→ **TASK DATA**:
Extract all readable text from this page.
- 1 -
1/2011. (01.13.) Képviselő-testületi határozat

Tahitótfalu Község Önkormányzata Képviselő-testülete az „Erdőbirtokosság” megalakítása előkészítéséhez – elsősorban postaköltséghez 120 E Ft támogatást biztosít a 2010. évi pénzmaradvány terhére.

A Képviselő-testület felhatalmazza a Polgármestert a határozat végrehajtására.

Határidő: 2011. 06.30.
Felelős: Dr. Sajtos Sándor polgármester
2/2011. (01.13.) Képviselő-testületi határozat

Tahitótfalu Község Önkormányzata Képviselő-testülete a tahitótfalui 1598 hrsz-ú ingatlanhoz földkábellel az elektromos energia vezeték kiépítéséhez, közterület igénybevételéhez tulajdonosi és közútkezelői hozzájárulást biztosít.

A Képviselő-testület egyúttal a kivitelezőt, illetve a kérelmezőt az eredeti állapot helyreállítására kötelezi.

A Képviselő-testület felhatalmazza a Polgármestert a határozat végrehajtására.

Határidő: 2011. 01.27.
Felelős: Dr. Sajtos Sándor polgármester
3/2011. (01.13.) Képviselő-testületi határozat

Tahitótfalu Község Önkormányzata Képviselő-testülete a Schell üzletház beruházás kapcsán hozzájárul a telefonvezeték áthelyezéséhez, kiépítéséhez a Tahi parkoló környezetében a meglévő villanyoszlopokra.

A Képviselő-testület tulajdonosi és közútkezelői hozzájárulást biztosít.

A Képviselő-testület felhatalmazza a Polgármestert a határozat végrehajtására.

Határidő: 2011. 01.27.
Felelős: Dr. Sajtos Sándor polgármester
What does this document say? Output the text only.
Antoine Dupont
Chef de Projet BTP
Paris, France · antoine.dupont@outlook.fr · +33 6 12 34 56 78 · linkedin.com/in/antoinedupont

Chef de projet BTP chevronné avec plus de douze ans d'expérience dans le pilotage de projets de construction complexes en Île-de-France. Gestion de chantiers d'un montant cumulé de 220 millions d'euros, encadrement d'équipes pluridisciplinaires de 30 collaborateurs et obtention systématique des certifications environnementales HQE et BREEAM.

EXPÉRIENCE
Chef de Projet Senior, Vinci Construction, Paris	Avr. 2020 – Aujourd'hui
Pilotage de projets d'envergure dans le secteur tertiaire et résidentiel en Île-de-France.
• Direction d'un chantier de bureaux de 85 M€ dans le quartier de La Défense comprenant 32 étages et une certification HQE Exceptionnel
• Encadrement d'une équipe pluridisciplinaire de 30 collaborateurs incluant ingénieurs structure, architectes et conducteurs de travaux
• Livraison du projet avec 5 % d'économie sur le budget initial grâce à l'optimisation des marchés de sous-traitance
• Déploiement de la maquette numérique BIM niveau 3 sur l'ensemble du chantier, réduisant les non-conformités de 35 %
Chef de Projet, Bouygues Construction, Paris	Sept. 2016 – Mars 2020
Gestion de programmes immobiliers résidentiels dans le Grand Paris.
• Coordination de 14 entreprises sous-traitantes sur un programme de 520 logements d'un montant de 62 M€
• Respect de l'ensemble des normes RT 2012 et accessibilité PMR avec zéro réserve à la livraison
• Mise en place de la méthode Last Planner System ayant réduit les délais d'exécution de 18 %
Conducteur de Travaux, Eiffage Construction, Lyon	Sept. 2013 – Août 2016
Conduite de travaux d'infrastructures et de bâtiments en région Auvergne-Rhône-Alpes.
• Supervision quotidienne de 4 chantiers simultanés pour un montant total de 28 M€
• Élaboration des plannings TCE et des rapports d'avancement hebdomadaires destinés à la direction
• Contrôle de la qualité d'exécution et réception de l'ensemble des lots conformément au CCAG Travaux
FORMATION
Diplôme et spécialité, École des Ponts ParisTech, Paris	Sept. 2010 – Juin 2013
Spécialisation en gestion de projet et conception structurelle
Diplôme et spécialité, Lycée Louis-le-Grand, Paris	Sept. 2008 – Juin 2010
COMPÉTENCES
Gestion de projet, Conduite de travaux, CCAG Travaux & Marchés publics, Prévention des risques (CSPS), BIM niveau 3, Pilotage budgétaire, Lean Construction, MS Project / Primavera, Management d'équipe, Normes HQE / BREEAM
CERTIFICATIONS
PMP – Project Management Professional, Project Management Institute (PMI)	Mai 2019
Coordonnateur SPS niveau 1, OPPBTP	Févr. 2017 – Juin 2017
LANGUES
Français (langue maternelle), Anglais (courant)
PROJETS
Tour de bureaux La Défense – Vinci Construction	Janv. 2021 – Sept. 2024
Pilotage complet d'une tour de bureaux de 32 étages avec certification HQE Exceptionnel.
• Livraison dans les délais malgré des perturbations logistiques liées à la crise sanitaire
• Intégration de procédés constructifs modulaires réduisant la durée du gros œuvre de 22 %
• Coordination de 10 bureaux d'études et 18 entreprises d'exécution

→ **DIRECTIONS**: Copy out each line above, character for character.

→ **OUTPUT**:
Extract all readable text from this page.
- 1 -
1/2011. (01.13.) Képviselő-testületi határozat

Tahitótfalu Község Önkormányzata Képviselő-testülete az „Erdőbirtokosság” megalakítása előkészítéséhez – elsősorban postaköltséghez 120 E Ft támogatást biztosít a 2010. évi pénzmaradvány terhére.

A Képviselő-testület felhatalmazza a Polgármestert a határozat végrehajtására.

Határidő: 2011. 06.30.
Felelős: Dr. Sajtos Sándor polgármester
2/2011. (01.13.) Képviselő-testületi határozat

Tahitótfalu Község Önkormányzata Képviselő-testülete a tahitótfalui 1598 hrsz-ú ingatlanhoz földkábellel az elektromos energia vezeték kiépítéséhez, közterület igénybevételéhez tulajdonosi és közútkezelői hozzájárulást biztosít.

A Képviselő-testület egyúttal a kivitelezőt, illetve a kérelmezőt az eredeti állapot helyreállítására kötelezi.

A Képviselő-testület felhatalmazza a Polgármestert a határozat végrehajtására.

Határidő: 2011. 01.27.
Felelős: Dr. Sajtos Sándor polgármester
3/2011. (01.13.) Képviselő-testületi határozat

Tahitótfalu Község Önkormányzata Képviselő-testülete a Schell üzletház beruházás kapcsán hozzájárul a telefonvezeték áthelyezéséhez, kiépítéséhez a Tahi parkoló környezetében a meglévő villanyoszlopokra.

A Képviselő-testület tulajdonosi és közútkezelői hozzájárulást biztosít.

A Képviselő-testület felhatalmazza a Polgármestert a határozat végrehajtására.

Határidő: 2011. 01.27.
Felelős: Dr. Sajtos Sándor polgármester
What does this document say? Output the text only.
Antoine Dupont
Chef de Projet BTP
Paris, France · antoine.dupont@outlook.fr · +33 6 12 34 56 78 · linkedin.com/in/antoinedupont

Chef de projet BTP chevronné avec plus de douze ans d'expérience dans le pilotage de projets de construction complexes en Île-de-France. Gestion de chantiers d'un montant cumulé de 220 millions d'euros, encadrement d'équipes pluridisciplinaires de 30 collaborateurs et obtention systématique des certifications environnementales HQE et BREEAM.

EXPÉRIENCE
Chef de Projet Senior, Vinci Construction, Paris	Avr. 2020 – Aujourd'hui
Pilotage de projets d'envergure dans le secteur tertiaire et résidentiel en Île-de-France.
• Direction d'un chantier de bureaux de 85 M€ dans le quartier de La Défense comprenant 32 étages et une certification HQE Exceptionnel
• Encadrement d'une équipe pluridisciplinaire de 30 collaborateurs incluant ingénieurs structure, architectes et conducteurs de travaux
• Livraison du projet avec 5 % d'économie sur le budget initial grâce à l'optimisation des marchés de sous-traitance
• Déploiement de la maquette numérique BIM niveau 3 sur l'ensemble du chantier, réduisant les non-conformités de 35 %
Chef de Projet, Bouygues Construction, Paris	Sept. 2016 – Mars 2020
Gestion de programmes immobiliers résidentiels dans le Grand Paris.
• Coordination de 14 entreprises sous-traitantes sur un programme de 520 logements d'un montant de 62 M€
• Respect de l'ensemble des normes RT 2012 et accessibilité PMR avec zéro réserve à la livraison
• Mise en place de la méthode Last Planner System ayant réduit les délais d'exécution de 18 %
Conducteur de Travaux, Eiffage Construction, Lyon	Sept. 2013 – Août 2016
Conduite de travaux d'infrastructures et de bâtiments en région Auvergne-Rhône-Alpes.
• Supervision quotidienne de 4 chantiers simultanés pour un montant total de 28 M€
• Élaboration des plannings TCE et des rapports d'avancement hebdomadaires destinés à la direction
• Contrôle de la qualité d'exécution et réception de l'ensemble des lots conformément au CCAG Travaux
FORMATION
Diplôme et spécialité, École des Ponts ParisTech, Paris	Sept. 2010 – Juin 2013
Spécialisation en gestion de projet et conception structurelle
Diplôme et spécialité, Lycée Louis-le-Grand, Paris	Sept. 2008 – Juin 2010
COMPÉTENCES
Gestion de projet, Conduite de travaux, CCAG Travaux & Marchés publics, Prévention des risques (CSPS), BIM niveau 3, Pilotage budgétaire, Lean Construction, MS Project / Primavera, Management d'équipe, Normes HQE / BREEAM
CERTIFICATIONS
PMP – Project Management Professional, Project Management Institute (PMI)	Mai 2019
Coordonnateur SPS niveau 1, OPPBTP	Févr. 2017 – Juin 2017
LANGUES
Français (langue maternelle), Anglais (courant)
PROJETS
Tour de bureaux La Défense – Vinci Construction	Janv. 2021 – Sept. 2024
Pilotage complet d'une tour de bureaux de 32 étages avec certification HQE Exceptionnel.
• Livraison dans les délais malgré des perturbations logistiques liées à la crise sanitaire
• Intégration de procédés constructifs modulaires réduisant la durée du gros œuvre de 22 %
• Coordination de 10 bureaux d'études et 18 entreprises d'exécution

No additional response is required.